> [What this task involves]: Please copy all the lines that follow, word for word.

> [Supplied data]:
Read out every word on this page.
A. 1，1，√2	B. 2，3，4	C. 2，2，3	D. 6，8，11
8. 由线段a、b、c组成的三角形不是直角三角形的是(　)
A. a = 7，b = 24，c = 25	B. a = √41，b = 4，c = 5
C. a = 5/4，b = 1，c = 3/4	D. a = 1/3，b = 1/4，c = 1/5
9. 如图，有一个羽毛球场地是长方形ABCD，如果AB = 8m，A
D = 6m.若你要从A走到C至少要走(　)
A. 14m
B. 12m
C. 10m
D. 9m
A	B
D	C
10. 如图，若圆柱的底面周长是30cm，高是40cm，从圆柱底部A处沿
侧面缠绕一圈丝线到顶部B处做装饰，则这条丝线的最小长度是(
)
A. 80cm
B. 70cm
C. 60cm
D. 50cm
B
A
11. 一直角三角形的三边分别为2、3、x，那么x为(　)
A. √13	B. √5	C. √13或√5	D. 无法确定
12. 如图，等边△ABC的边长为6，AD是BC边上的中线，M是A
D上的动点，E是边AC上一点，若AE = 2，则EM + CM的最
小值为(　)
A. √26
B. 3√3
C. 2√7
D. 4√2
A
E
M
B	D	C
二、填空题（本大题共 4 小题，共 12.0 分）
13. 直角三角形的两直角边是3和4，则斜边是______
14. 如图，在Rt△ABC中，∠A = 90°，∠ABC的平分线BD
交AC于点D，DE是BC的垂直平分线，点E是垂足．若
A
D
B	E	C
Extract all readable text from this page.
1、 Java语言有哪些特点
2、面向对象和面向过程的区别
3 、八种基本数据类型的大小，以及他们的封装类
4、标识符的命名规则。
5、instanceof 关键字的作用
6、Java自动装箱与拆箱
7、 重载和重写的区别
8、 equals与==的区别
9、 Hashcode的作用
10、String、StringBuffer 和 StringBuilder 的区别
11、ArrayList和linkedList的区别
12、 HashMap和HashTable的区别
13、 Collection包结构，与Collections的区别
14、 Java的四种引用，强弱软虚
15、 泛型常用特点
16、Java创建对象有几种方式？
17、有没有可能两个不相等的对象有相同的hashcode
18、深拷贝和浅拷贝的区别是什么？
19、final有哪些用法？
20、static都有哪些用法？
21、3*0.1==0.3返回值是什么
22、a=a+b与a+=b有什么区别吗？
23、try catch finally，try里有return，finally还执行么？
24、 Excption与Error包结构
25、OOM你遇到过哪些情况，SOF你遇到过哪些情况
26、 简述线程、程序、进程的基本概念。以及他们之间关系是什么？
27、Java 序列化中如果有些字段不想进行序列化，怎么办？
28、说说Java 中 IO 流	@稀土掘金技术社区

> [Exercise response]:
Read out every word on this page.
A. 1，1，√2	B. 2，3，4	C. 2，2，3	D. 6，8，11
8. 由线段a、b、c组成的三角形不是直角三角形的是(　)
A. a = 7，b = 24，c = 25	B. a = √41，b = 4，c = 5
C. a = 5/4，b = 1，c = 3/4	D. a = 1/3，b = 1/4，c = 1/5
9. 如图，有一个羽毛球场地是长方形ABCD，如果AB = 8m，A
D = 6m.若你要从A走到C至少要走(　)
A. 14m
B. 12m
C. 10m
D. 9m
A	B
D	C
10. 如图，若圆柱的底面周长是30cm，高是40cm，从圆柱底部A处沿
侧面缠绕一圈丝线到顶部B处做装饰，则这条丝线的最小长度是(
)
A. 80cm
B. 70cm
C. 60cm
D. 50cm
B
A
11. 一直角三角形的三边分别为2、3、x，那么x为(　)
A. √13	B. √5	C. √13或√5	D. 无法确定
12. 如图，等边△ABC的边长为6，AD是BC边上的中线，M是A
D上的动点，E是边AC上一点，若AE = 2，则EM + CM的最
小值为(　)
A. √26
B. 3√3
C. 2√7
D. 4√2
A
E
M
B	D	C
二、填空题（本大题共 4 小题，共 12.0 分）
13. 直角三角形的两直角边是3和4，则斜边是______
14. 如图，在Rt△ABC中，∠A = 90°，∠ABC的平分线BD
交AC于点D，DE是BC的垂直平分线，点E是垂足．若
A
D
B	E	C
Extract all readable text from this page.
1、 Java语言有哪些特点
2、面向对象和面向过程的区别
3 、八种基本数据类型的大小，以及他们的封装类
4、标识符的命名规则。
5、instanceof 关键字的作用
6、Java自动装箱与拆箱
7、 重载和重写的区别
8、 equals与==的区别
9、 Hashcode的作用
10、String、StringBuffer 和 StringBuilder 的区别
11、ArrayList和linkedList的区别
12、 HashMap和HashTable的区别
13、 Collection包结构，与Collections的区别
14、 Java的四种引用，强弱软虚
15、 泛型常用特点
16、Java创建对象有几种方式？
17、有没有可能两个不相等的对象有相同的hashcode
18、深拷贝和浅拷贝的区别是什么？
19、final有哪些用法？
20、static都有哪些用法？
21、3*0.1==0.3返回值是什么
22、a=a+b与a+=b有什么区别吗？
23、try catch finally，try里有return，finally还执行么？
24、 Excption与Error包结构
25、OOM你遇到过哪些情况，SOF你遇到过哪些情况
26、 简述线程、程序、进程的基本概念。以及他们之间关系是什么？
27、Java 序列化中如果有些字段不想进行序列化，怎么办？
28、说说Java 中 IO 流	@稀土掘金技术社区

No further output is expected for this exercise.